Le B2i a eu 10 ans ce 23 novembre, qu’est-il devenu?
Bruno Devauchelle, formateur-chercheur au Cepec Lyon, fait le bilan du brevet informatique et Internet, dont la mise en œuvre est selon lui révélatrice de nombreux travers du système éducatif français.
Le socle commun a-t-il dévoré le B2i1 ? À écouter les équipes qui tentent de mettre en place ce dernier, le B2i est soit un vieux souvenir à oublier, soit une logique acquise qui facilite le déploiement du socle. En tout cas, en fêtant les 10 ans du B2i ce 23 novembre, on peut signifier le début d’une nouvelle façon d’aborder la place des TIC dans le monde scolaire. Pas si nouvelle pourtant, mais pour la première fois, c’est un cadre qui a été fixé pour la scolarité obligatoire : l’usage des TIC est non seulement recommandé (le B2i n’était qu’une note de service à l’époque), mais aussi il s’appuie non pas seulement sur des connaissances informatiques, mais sur des pratiques qui seront plus tard appelées usuelles des technologies de l’information et de la communication.
Geste politique, le B2i initié par Jack Lang a été progressivement renforcé dans le paysage réglementaire de l’école jusqu’à son intégration dans le socle commun et dans la certification de fin de collège (le B2i était exigé au moment du passage du DNB). Autrement dit d’un simple geste, le B2i est devenu la loi. Certes remanié à plusieurs reprise dans sa forme ou dans son fond, a assez peu changé au cours de ces dix années.
La contestation de ce B2i, observable au travers de sa mise en œuvre dans les classes, est intéressante à observer car elle révèle de nombreux travers de notre système éducatif :
- Le premier de ces travers est le refus par les enseignants d’appliquer la loi telle qu’elle est écrite. Comment en effet comprendre la légèreté des propos tenus par nombres d’enseignants par rapport à cette obligation légale, et ce encore plus avec l’arrivée du socle commun.
- Le deuxième est celui d’une lutte pour la scolarisation de l’informatique qui s’est opposé au B2i pour insuffisance de connaissances fondamentales. Les principaux zélateurs de l’informatique comme discipline n’ont eu de cesse de lutter contre le B2i au nom d’une conception des savoirs académiques bien particulière, mais aussi d’une conception de la place de l’informatique dans les sciences qui a mis à mal dans de nombreux établissements ce qui devait être une première étape.
- Le troisième est celui de la méfiance du monde enseignant pour les technologies et en particulier celles de l’information et de la communication. En retardant au maximum la mise en place du B2i sous de nombreux prétexte, les enseignants ont renforcé cette image de méfiance technologique qu’ils avaient déjà donnée à voir avec la télévision.

◇ ◇ ◇ ◇ ◇ ◇ ◇

▶ _CONSIGNE_: Poursuivez, s'il vous plaît, le texte sur le B2i à partir de sa dernière phrase. Le matériel qui suit n'est pas utile ici.

▶ _MATÉRIEL_:

◇ ◇ ◇ ◇ ◇ ◇ ◇

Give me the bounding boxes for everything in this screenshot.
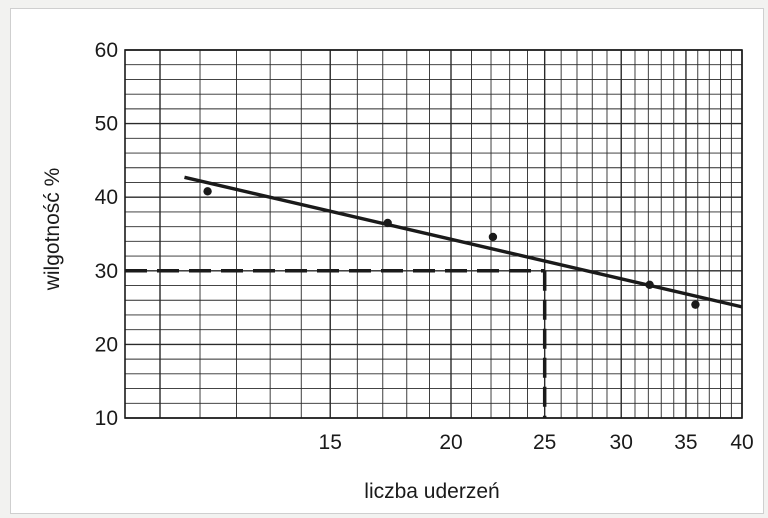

◇ ◇ ◇ ◇ ◇ ◇ ◇

▶ _RÉSULTAT_:
- Le quatrième est celui des errances de la hiérarchie intermédiaire, et en particulier des corps d’inspection qui ont souvent eu du mal à accompagner le B2i. Il suffit de lire les rapports de l’inspection générale sur le sujet pour s’en rendre compte, mais aussi d’entendre certains de ces inspecteurs dénigrer le B2i devant les enseignants (surtout dans certaines disciplines).
- Le cinquième est celui de la difficulté de l’école à mettre en œuvre des textes qui ne donnent pas lieu à des moyens spécifiques. Parce que transversal à tous les enseignements, le B2i a mis en difficulté une conception traditionnelle de l’enseignement. L’habitude est soit de déléguer à une personne, soit de ne rien faire : on a pu observer dans de nombreux établissements les deux cas de figures, même si cela s’estompe progressivement.
- La sixième est la prise de position étonnante des chefs d’établissement par rapport à leur obligation de mise en œuvre du B2i. Combien sont-ils, ceux qui ont signé des B2i alors que les élèves n’avaient que peu ou pas touché un clavier et vu un écran au cours de leur scolarité… En tout cas nombre d’élèves ont été validés pour ne pas nuire à leur scolarité, plus que pour attester de leurs compétences si souvent contestées par les enseignants eux-mêmes…
Équipement : les politiques ont été « légers »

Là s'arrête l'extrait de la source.